WORK REQUIRED: Quote the records word for word, beginning with the first line of the records and stopping after the line that contains "x-tick-label: 09-23 12".

Element box annotations
===
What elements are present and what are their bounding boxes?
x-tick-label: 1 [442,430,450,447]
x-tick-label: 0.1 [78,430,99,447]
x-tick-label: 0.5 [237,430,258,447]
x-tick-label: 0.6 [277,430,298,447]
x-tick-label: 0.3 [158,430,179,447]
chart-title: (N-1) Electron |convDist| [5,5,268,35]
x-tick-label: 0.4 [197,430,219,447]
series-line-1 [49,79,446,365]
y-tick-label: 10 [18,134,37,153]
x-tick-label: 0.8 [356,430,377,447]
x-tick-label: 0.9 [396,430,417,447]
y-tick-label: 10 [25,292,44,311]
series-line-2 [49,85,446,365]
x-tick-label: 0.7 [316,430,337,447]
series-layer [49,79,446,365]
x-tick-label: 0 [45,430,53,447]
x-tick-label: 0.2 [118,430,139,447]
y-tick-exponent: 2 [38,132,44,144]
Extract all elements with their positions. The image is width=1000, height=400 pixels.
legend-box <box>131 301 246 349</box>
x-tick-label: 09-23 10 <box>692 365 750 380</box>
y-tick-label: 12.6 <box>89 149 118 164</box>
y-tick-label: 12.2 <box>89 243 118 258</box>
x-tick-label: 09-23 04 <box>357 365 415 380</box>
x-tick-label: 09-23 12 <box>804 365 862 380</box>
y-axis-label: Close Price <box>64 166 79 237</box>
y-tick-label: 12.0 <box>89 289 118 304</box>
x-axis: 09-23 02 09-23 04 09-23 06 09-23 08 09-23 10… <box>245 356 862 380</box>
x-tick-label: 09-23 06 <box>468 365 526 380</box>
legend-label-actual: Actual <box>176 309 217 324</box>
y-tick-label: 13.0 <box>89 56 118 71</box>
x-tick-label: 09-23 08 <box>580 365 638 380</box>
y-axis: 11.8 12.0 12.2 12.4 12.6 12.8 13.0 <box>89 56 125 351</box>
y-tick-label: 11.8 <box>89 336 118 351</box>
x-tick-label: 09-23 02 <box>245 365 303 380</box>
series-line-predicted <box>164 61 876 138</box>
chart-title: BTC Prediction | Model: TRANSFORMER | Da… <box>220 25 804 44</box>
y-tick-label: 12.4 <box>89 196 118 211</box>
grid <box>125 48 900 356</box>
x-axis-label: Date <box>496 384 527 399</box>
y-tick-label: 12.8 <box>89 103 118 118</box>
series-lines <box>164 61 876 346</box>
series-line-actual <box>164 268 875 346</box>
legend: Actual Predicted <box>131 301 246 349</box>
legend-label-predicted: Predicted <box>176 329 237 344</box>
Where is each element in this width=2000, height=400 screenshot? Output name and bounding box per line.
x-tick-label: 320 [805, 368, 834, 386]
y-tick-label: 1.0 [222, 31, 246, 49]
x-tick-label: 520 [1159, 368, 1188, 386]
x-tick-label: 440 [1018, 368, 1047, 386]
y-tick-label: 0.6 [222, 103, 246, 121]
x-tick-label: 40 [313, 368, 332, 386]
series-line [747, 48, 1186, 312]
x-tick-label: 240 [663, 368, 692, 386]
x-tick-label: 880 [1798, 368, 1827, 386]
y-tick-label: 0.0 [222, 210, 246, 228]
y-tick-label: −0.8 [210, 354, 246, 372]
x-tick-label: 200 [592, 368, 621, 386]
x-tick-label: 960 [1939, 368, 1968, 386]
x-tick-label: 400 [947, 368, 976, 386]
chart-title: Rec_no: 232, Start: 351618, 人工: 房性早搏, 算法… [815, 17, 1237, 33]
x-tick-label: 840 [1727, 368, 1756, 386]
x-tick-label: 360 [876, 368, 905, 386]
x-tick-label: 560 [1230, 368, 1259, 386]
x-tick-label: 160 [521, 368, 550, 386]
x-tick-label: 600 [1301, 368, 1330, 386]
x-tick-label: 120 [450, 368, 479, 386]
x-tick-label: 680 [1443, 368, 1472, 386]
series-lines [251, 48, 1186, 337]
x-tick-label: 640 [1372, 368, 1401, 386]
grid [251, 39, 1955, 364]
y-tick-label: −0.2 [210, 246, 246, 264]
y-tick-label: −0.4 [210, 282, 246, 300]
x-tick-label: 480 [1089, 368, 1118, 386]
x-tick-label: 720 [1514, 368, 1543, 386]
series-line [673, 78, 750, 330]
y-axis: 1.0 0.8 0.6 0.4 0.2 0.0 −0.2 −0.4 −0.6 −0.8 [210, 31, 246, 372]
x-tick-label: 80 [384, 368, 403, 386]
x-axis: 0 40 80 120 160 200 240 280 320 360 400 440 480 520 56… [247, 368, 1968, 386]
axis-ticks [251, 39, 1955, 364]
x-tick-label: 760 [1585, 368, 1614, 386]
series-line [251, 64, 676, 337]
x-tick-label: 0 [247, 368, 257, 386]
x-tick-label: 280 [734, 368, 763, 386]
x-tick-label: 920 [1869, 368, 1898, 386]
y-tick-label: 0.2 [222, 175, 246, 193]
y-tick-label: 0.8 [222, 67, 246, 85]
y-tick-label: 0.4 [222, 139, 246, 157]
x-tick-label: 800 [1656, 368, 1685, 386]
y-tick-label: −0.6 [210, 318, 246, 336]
===
THE ANSWER:
What elements are present and what are their bounding boxes?
x-tick-label: 1 [442,430,450,447]
x-tick-label: 0.1 [78,430,99,447]
x-tick-label: 0.5 [237,430,258,447]
x-tick-label: 0.6 [277,430,298,447]
x-tick-label: 0.3 [158,430,179,447]
chart-title: (N-1) Electron |convDist| [5,5,268,35]
x-tick-label: 0.4 [197,430,219,447]
series-line-1 [49,79,446,365]
y-tick-label: 10 [18,134,37,153]
x-tick-label: 0.8 [356,430,377,447]
x-tick-label: 0.9 [396,430,417,447]
y-tick-label: 10 [25,292,44,311]
series-line-2 [49,85,446,365]
x-tick-label: 0.7 [316,430,337,447]
series-layer [49,79,446,365]
x-tick-label: 0 [45,430,53,447]
x-tick-label: 0.2 [118,430,139,447]
y-tick-exponent: 2 [38,132,44,144]
Extract all elements with their positions. The image is width=1000, height=400 pixels.
legend-box <box>131 301 246 349</box>
x-tick-label: 09-23 10 <box>692 365 750 380</box>
y-tick-label: 12.6 <box>89 149 118 164</box>
y-tick-label: 12.2 <box>89 243 118 258</box>
x-tick-label: 09-23 04 <box>357 365 415 380</box>
x-tick-label: 09-23 12 <box>804 365 862 380</box>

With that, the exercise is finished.